(Collected data)
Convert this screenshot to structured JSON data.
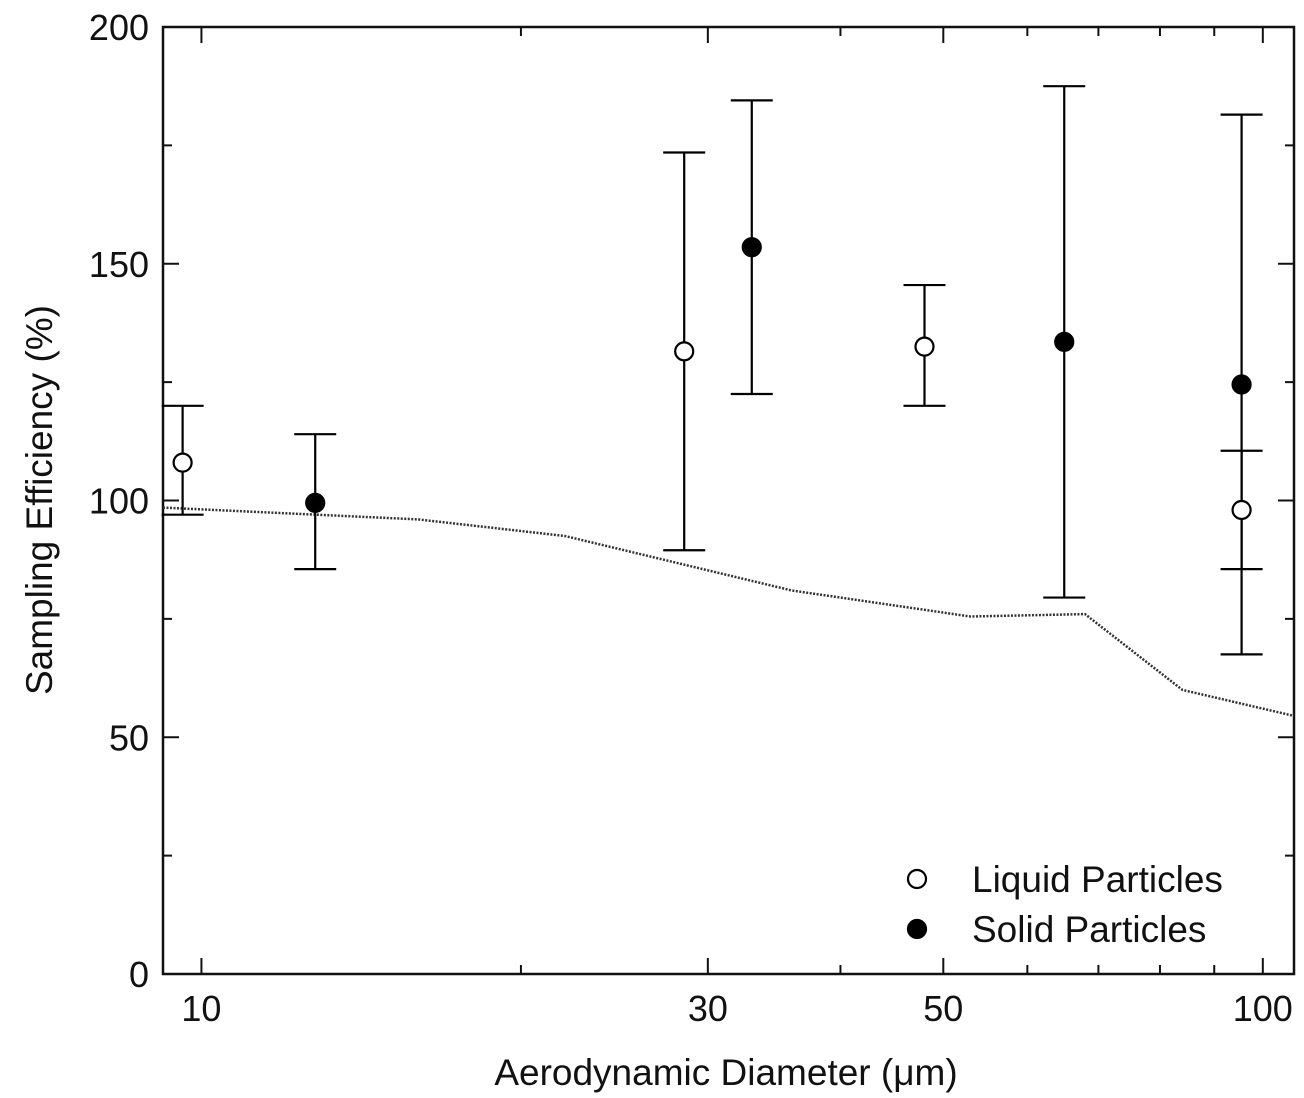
{
  "chart_data": {
    "type": "scatter",
    "xlabel": "Aerodynamic Diameter (μm)",
    "ylabel": "Sampling Efficiency (%)",
    "xscale": "log",
    "xlim": [
      9.2,
      107
    ],
    "ylim": [
      0,
      200
    ],
    "x_major_ticks": [
      10,
      30,
      50,
      100
    ],
    "x_minor_ticks": [
      20,
      40,
      60,
      70,
      80,
      90
    ],
    "x_tick_labels": [
      "10",
      "30",
      "50",
      "100"
    ],
    "y_ticks": [
      0,
      50,
      100,
      150,
      200
    ],
    "y_tick_labels": [
      "0",
      "50",
      "100",
      "150",
      "200"
    ],
    "y_minor_ticks": [
      25,
      75,
      125,
      175
    ],
    "grid": false,
    "legend_position": "bottom-right",
    "series": [
      {
        "name": "Liquid Particles",
        "marker": "open-circle",
        "points": [
          {
            "x": 9.6,
            "y": 108,
            "ylow": 97,
            "yhigh": 120
          },
          {
            "x": 28.5,
            "y": 131.5,
            "ylow": 89.5,
            "yhigh": 173.5
          },
          {
            "x": 48,
            "y": 132.5,
            "ylow": 120,
            "yhigh": 145.5
          },
          {
            "x": 95.5,
            "y": 98,
            "ylow": 85.5,
            "yhigh": 110.5
          }
        ]
      },
      {
        "name": "Solid Particles",
        "marker": "filled-circle",
        "points": [
          {
            "x": 12.8,
            "y": 99.5,
            "ylow": 85.5,
            "yhigh": 114
          },
          {
            "x": 33,
            "y": 153.5,
            "ylow": 122.5,
            "yhigh": 184.5
          },
          {
            "x": 65,
            "y": 133.5,
            "ylow": 79.5,
            "yhigh": 187.5
          },
          {
            "x": 95.5,
            "y": 124.5,
            "ylow": 67.5,
            "yhigh": 181.5
          }
        ]
      },
      {
        "marker": "dotted-line",
        "points": [
          {
            "x": 9.2,
            "y": 98.5
          },
          {
            "x": 16,
            "y": 96
          },
          {
            "x": 22,
            "y": 92.5
          },
          {
            "x": 36,
            "y": 81
          },
          {
            "x": 53,
            "y": 75.5
          },
          {
            "x": 68,
            "y": 76
          },
          {
            "x": 84,
            "y": 60
          },
          {
            "x": 107,
            "y": 54.5
          }
        ]
      }
    ]
  },
  "colors": {
    "axis": "#111111",
    "marker": "#000000",
    "curve": "#333333"
  }
}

THE EXERCISE:
Exclude the images, then output the data above word for word.

SOLUTION FOR THIS TASK:
Convert this screenshot to structured JSON data.
{
  "chart_data": {
    "type": "scatter",
    "xlabel": "Aerodynamic Diameter (μm)",
    "ylabel": "Sampling Efficiency (%)",
    "xscale": "log",
    "xlim": [
      9.2,
      107
    ],
    "ylim": [
      0,
      200
    ],
    "x_major_ticks": [
      10,
      30,
      50,
      100
    ],
    "x_minor_ticks": [
      20,
      40,
      60,
      70,
      80,
      90
    ],
    "x_tick_labels": [
      "10",
      "30",
      "50",
      "100"
    ],
    "y_ticks": [
      0,
      50,
      100,
      150,
      200
    ],
    "y_tick_labels": [
      "0",
      "50",
      "100",
      "150",
      "200"
    ],
    "y_minor_ticks": [
      25,
      75,
      125,
      175
    ],
    "grid": false,
    "legend_position": "bottom-right",
    "series": [
      {
        "name": "Liquid Particles",
        "marker": "open-circle",
        "points": [
          {
            "x": 9.6,
            "y": 108,
            "ylow": 97,
            "yhigh": 120
          },
          {
            "x": 28.5,
            "y": 131.5,
            "ylow": 89.5,
            "yhigh": 173.5
          },
          {
            "x": 48,
            "y": 132.5,
            "ylow": 120,
            "yhigh": 145.5
          },
          {
            "x": 95.5,
            "y": 98,
            "ylow": 85.5,
            "yhigh": 110.5
          }
        ]
      },
      {
        "name": "Solid Particles",
        "marker": "filled-circle",
        "points": [
          {
            "x": 12.8,
            "y": 99.5,
            "ylow": 85.5,
            "yhigh": 114
          },
          {
            "x": 33,
            "y": 153.5,
            "ylow": 122.5,
            "yhigh": 184.5
          },
          {
            "x": 65,
            "y": 133.5,
            "ylow": 79.5,
            "yhigh": 187.5
          },
          {
            "x": 95.5,
            "y": 124.5,
            "ylow": 67.5,
            "yhigh": 181.5
          }
        ]
      },
      {
        "marker": "dotted-line",
        "points": [
          {
            "x": 9.2,
            "y": 98.5
          },
          {
            "x": 16,
            "y": 96
          },
          {
            "x": 22,
            "y": 92.5
          },
          {
            "x": 36,
            "y": 81
          },
          {
            "x": 53,
            "y": 75.5
          },
          {
            "x": 68,
            "y": 76
          },
          {
            "x": 84,
            "y": 60
          },
          {
            "x": 107,
            "y": 54.5
          }
        ]
      }
    ]
  },
  "colors": {
    "axis": "#111111",
    "marker": "#000000",
    "curve": "#333333"
  }
}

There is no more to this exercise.